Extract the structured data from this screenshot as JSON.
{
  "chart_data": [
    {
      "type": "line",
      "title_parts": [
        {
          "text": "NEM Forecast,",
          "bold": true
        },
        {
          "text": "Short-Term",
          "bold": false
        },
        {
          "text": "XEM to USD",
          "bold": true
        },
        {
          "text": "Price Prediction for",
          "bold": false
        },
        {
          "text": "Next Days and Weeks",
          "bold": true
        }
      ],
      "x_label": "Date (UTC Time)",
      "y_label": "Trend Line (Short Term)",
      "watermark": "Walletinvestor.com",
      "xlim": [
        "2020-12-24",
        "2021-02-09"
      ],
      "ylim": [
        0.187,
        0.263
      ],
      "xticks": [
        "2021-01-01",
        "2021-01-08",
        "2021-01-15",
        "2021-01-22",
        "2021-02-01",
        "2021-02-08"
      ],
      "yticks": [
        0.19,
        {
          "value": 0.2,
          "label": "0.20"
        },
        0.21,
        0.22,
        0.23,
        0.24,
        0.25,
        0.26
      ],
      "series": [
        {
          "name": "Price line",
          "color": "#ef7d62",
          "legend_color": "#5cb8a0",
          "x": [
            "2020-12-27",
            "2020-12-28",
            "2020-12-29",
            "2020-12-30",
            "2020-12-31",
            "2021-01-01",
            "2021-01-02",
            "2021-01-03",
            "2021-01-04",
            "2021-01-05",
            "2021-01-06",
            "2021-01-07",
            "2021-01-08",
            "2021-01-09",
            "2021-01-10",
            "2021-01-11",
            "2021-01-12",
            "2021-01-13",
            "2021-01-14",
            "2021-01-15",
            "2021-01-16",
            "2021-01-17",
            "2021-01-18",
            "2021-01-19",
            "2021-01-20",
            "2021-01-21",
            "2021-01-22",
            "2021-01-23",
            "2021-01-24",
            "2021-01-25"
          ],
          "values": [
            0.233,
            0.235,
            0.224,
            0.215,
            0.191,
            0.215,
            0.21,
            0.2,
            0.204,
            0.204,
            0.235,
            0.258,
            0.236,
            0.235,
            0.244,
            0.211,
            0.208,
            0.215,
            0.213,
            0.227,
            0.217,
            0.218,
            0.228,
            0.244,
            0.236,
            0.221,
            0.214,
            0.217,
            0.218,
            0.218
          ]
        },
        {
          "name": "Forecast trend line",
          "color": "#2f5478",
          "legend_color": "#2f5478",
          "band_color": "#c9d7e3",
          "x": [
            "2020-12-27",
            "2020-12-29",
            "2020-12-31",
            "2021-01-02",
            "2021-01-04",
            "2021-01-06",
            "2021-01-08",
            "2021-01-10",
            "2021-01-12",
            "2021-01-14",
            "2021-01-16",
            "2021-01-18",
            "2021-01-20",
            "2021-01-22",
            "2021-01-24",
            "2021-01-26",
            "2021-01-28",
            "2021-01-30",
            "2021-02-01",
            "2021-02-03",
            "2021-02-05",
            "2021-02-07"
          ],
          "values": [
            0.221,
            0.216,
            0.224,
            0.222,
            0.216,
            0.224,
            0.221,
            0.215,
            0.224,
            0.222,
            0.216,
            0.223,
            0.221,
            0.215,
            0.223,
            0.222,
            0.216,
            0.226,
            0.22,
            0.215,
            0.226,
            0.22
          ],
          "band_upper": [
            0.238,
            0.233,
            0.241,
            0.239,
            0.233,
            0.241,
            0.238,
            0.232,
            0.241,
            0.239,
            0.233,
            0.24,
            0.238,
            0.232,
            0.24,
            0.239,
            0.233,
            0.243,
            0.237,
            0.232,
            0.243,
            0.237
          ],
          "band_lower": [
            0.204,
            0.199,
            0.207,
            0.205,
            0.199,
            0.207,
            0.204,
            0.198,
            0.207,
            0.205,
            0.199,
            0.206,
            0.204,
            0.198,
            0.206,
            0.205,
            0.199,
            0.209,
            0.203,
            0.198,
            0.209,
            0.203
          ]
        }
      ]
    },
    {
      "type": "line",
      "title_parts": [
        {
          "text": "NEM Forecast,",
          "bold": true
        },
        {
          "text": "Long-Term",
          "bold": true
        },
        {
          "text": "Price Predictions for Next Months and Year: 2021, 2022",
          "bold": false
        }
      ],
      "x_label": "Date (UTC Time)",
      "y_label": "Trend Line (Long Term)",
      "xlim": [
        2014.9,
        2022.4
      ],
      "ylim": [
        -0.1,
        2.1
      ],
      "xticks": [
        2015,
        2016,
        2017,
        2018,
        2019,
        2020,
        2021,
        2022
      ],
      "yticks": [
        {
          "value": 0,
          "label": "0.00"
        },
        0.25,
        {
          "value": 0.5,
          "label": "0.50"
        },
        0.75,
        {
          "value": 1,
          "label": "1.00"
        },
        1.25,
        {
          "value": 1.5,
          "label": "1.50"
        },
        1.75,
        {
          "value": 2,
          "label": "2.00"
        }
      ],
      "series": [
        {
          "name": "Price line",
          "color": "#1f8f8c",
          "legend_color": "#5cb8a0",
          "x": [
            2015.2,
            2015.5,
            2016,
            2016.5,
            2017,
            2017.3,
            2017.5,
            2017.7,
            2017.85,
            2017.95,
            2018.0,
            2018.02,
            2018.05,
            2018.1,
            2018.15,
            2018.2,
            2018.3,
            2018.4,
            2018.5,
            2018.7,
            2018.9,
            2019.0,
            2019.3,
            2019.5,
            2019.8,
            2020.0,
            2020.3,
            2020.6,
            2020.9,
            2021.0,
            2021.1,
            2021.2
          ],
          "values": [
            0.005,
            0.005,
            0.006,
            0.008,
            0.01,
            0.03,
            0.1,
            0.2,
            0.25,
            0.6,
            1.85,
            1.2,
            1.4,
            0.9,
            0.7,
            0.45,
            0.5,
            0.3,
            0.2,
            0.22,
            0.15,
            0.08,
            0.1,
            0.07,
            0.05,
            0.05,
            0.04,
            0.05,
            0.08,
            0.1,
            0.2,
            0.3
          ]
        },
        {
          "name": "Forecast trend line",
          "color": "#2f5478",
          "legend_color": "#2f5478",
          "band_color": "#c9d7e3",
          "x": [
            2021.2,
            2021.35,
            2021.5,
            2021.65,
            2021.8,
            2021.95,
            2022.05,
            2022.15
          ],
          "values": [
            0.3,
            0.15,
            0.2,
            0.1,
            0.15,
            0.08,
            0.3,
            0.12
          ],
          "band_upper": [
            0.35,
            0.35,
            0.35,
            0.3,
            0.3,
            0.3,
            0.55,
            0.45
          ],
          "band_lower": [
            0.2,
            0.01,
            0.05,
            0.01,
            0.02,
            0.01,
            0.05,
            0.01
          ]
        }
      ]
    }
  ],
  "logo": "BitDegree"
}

══════════

◆ **Job**:
Copy out the whole listing exactly.

◆ **Result of the task**:
Extract the structured data from this screenshot as JSON.
{
  "chart_data": [
    {
      "type": "line",
      "title_parts": [
        {
          "text": "NEM Forecast,",
          "bold": true
        },
        {
          "text": "Short-Term",
          "bold": false
        },
        {
          "text": "XEM to USD",
          "bold": true
        },
        {
          "text": "Price Prediction for",
          "bold": false
        },
        {
          "text": "Next Days and Weeks",
          "bold": true
        }
      ],
      "x_label": "Date (UTC Time)",
      "y_label": "Trend Line (Short Term)",
      "watermark": "Walletinvestor.com",
      "xlim": [
        "2020-12-24",
        "2021-02-09"
      ],
      "ylim": [
        0.187,
        0.263
      ],
      "xticks": [
        "2021-01-01",
        "2021-01-08",
        "2021-01-15",
        "2021-01-22",
        "2021-02-01",
        "2021-02-08"
      ],
      "yticks": [
        0.19,
        {
          "value": 0.2,
          "label": "0.20"
        },
        0.21,
        0.22,
        0.23,
        0.24,
        0.25,
        0.26
      ],
      "series": [
        {
          "name": "Price line",
          "color": "#ef7d62",
          "legend_color": "#5cb8a0",
          "x": [
            "2020-12-27",
            "2020-12-28",
            "2020-12-29",
            "2020-12-30",
            "2020-12-31",
            "2021-01-01",
            "2021-01-02",
            "2021-01-03",
            "2021-01-04",
            "2021-01-05",
            "2021-01-06",
            "2021-01-07",
            "2021-01-08",
            "2021-01-09",
            "2021-01-10",
            "2021-01-11",
            "2021-01-12",
            "2021-01-13",
            "2021-01-14",
            "2021-01-15",
            "2021-01-16",
            "2021-01-17",
            "2021-01-18",
            "2021-01-19",
            "2021-01-20",
            "2021-01-21",
            "2021-01-22",
            "2021-01-23",
            "2021-01-24",
            "2021-01-25"
          ],
          "values": [
            0.233,
            0.235,
            0.224,
            0.215,
            0.191,
            0.215,
            0.21,
            0.2,
            0.204,
            0.204,
            0.235,
            0.258,
            0.236,
            0.235,
            0.244,
            0.211,
            0.208,
            0.215,
            0.213,
            0.227,
            0.217,
            0.218,
            0.228,
            0.244,
            0.236,
            0.221,
            0.214,
            0.217,
            0.218,
            0.218
          ]
        },
        {
          "name": "Forecast trend line",
          "color": "#2f5478",
          "legend_color": "#2f5478",
          "band_color": "#c9d7e3",
          "x": [
            "2020-12-27",
            "2020-12-29",
            "2020-12-31",
            "2021-01-02",
            "2021-01-04",
            "2021-01-06",
            "2021-01-08",
            "2021-01-10",
            "2021-01-12",
            "2021-01-14",
            "2021-01-16",
            "2021-01-18",
            "2021-01-20",
            "2021-01-22",
            "2021-01-24",
            "2021-01-26",
            "2021-01-28",
            "2021-01-30",
            "2021-02-01",
            "2021-02-03",
            "2021-02-05",
            "2021-02-07"
          ],
          "values": [
            0.221,
            0.216,
            0.224,
            0.222,
            0.216,
            0.224,
            0.221,
            0.215,
            0.224,
            0.222,
            0.216,
            0.223,
            0.221,
            0.215,
            0.223,
            0.222,
            0.216,
            0.226,
            0.22,
            0.215,
            0.226,
            0.22
          ],
          "band_upper": [
            0.238,
            0.233,
            0.241,
            0.239,
            0.233,
            0.241,
            0.238,
            0.232,
            0.241,
            0.239,
            0.233,
            0.24,
            0.238,
            0.232,
            0.24,
            0.239,
            0.233,
            0.243,
            0.237,
            0.232,
            0.243,
            0.237
          ],
          "band_lower": [
            0.204,
            0.199,
            0.207,
            0.205,
            0.199,
            0.207,
            0.204,
            0.198,
            0.207,
            0.205,
            0.199,
            0.206,
            0.204,
            0.198,
            0.206,
            0.205,
            0.199,
            0.209,
            0.203,
            0.198,
            0.209,
            0.203
          ]
        }
      ]
    },
    {
      "type": "line",
      "title_parts": [
        {
          "text": "NEM Forecast,",
          "bold": true
        },
        {
          "text": "Long-Term",
          "bold": true
        },
        {
          "text": "Price Predictions for Next Months and Year: 2021, 2022",
          "bold": false
        }
      ],
      "x_label": "Date (UTC Time)",
      "y_label": "Trend Line (Long Term)",
      "xlim": [
        2014.9,
        2022.4
      ],
      "ylim": [
        -0.1,
        2.1
      ],
      "xticks": [
        2015,
        2016,
        2017,
        2018,
        2019,
        2020,
        2021,
        2022
      ],
      "yticks": [
        {
          "value": 0,
          "label": "0.00"
        },
        0.25,
        {
          "value": 0.5,
          "label": "0.50"
        },
        0.75,
        {
          "value": 1,
          "label": "1.00"
        },
        1.25,
        {
          "value": 1.5,
          "label": "1.50"
        },
        1.75,
        {
          "value": 2,
          "label": "2.00"
        }
      ],
      "series": [
        {
          "name": "Price line",
          "color": "#1f8f8c",
          "legend_color": "#5cb8a0",
          "x": [
            2015.2,
            2015.5,
            2016,
            2016.5,
            2017,
            2017.3,
            2017.5,
            2017.7,
            2017.85,
            2017.95,
            2018.0,
            2018.02,
            2018.05,
            2018.1,
            2018.15,
            2018.2,
            2018.3,
            2018.4,
            2018.5,
            2018.7,
            2018.9,
            2019.0,
            2019.3,
            2019.5,
            2019.8,
            2020.0,
            2020.3,
            2020.6,
            2020.9,
            2021.0,
            2021.1,
            2021.2
          ],
          "values": [
            0.005,
            0.005,
            0.006,
            0.008,
            0.01,
            0.03,
            0.1,
            0.2,
            0.25,
            0.6,
            1.85,
            1.2,
            1.4,
            0.9,
            0.7,
            0.45,
            0.5,
            0.3,
            0.2,
            0.22,
            0.15,
            0.08,
            0.1,
            0.07,
            0.05,
            0.05,
            0.04,
            0.05,
            0.08,
            0.1,
            0.2,
            0.3
          ]
        },
        {
          "name": "Forecast trend line",
          "color": "#2f5478",
          "legend_color": "#2f5478",
          "band_color": "#c9d7e3",
          "x": [
            2021.2,
            2021.35,
            2021.5,
            2021.65,
            2021.8,
            2021.95,
            2022.05,
            2022.15
          ],
          "values": [
            0.3,
            0.15,
            0.2,
            0.1,
            0.15,
            0.08,
            0.3,
            0.12
          ],
          "band_upper": [
            0.35,
            0.35,
            0.35,
            0.3,
            0.3,
            0.3,
            0.55,
            0.45
          ],
          "band_lower": [
            0.2,
            0.01,
            0.05,
            0.01,
            0.02,
            0.01,
            0.05,
            0.01
          ]
        }
      ]
    }
  ],
  "logo": "BitDegree"
}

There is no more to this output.